In the material below, repeat only the lines from the one that holds "Extract the structured" through the final line, exactly as they stand.

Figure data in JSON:
--- begin ---

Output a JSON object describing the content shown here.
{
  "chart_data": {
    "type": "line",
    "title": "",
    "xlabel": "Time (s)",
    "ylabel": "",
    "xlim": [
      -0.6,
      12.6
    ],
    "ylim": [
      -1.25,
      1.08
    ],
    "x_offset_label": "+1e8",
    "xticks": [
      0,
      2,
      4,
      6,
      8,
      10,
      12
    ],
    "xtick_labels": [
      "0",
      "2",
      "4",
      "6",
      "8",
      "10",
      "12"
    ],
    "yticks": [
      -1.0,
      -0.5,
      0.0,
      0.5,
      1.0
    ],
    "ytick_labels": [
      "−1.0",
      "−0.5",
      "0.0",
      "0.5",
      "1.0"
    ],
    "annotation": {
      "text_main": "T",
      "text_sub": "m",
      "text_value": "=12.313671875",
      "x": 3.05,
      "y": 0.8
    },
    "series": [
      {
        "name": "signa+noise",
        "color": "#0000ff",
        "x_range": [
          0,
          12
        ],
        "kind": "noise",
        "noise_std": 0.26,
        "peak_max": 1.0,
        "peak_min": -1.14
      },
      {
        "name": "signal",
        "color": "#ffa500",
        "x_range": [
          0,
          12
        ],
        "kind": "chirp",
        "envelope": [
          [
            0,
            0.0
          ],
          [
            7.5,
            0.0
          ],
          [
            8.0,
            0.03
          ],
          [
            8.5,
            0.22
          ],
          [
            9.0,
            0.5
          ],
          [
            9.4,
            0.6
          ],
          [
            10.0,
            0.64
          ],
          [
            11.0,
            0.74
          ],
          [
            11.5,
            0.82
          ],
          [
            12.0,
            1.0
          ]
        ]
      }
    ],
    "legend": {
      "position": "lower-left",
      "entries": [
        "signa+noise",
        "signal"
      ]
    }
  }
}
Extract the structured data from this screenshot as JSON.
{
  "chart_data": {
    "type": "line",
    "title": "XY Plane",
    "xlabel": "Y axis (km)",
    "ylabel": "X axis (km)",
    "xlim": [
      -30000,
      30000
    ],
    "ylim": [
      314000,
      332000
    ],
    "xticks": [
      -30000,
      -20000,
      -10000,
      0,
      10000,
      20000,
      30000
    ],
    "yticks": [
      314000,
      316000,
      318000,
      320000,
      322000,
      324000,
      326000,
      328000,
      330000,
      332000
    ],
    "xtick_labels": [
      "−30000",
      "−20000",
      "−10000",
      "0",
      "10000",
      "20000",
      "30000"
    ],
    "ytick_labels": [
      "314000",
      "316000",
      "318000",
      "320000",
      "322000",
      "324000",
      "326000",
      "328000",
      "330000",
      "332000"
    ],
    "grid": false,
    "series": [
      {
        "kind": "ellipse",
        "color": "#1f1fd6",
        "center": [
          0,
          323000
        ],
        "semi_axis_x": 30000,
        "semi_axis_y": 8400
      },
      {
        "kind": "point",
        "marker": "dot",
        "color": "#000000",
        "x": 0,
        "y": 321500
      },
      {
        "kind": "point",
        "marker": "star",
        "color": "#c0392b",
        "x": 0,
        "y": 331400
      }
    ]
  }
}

--- end ---

:: Full solution ::
Extract the structured data from this screenshot as JSON.
{
  "chart_data": {
    "type": "line",
    "title": "XY Plane",
    "xlabel": "Y axis (km)",
    "ylabel": "X axis (km)",
    "xlim": [
      -30000,
      30000
    ],
    "ylim": [
      314000,
      332000
    ],
    "xticks": [
      -30000,
      -20000,
      -10000,
      0,
      10000,
      20000,
      30000
    ],
    "yticks": [
      314000,
      316000,
      318000,
      320000,
      322000,
      324000,
      326000,
      328000,
      330000,
      332000
    ],
    "xtick_labels": [
      "−30000",
      "−20000",
      "−10000",
      "0",
      "10000",
      "20000",
      "30000"
    ],
    "ytick_labels": [
      "314000",
      "316000",
      "318000",
      "320000",
      "322000",
      "324000",
      "326000",
      "328000",
      "330000",
      "332000"
    ],
    "grid": false,
    "series": [
      {
        "kind": "ellipse",
        "color": "#1f1fd6",
        "center": [
          0,
          323000
        ],
        "semi_axis_x": 30000,
        "semi_axis_y": 8400
      },
      {
        "kind": "point",
        "marker": "dot",
        "color": "#000000",
        "x": 0,
        "y": 321500
      },
      {
        "kind": "point",
        "marker": "star",
        "color": "#c0392b",
        "x": 0,
        "y": 331400
      }
    ]
  }
}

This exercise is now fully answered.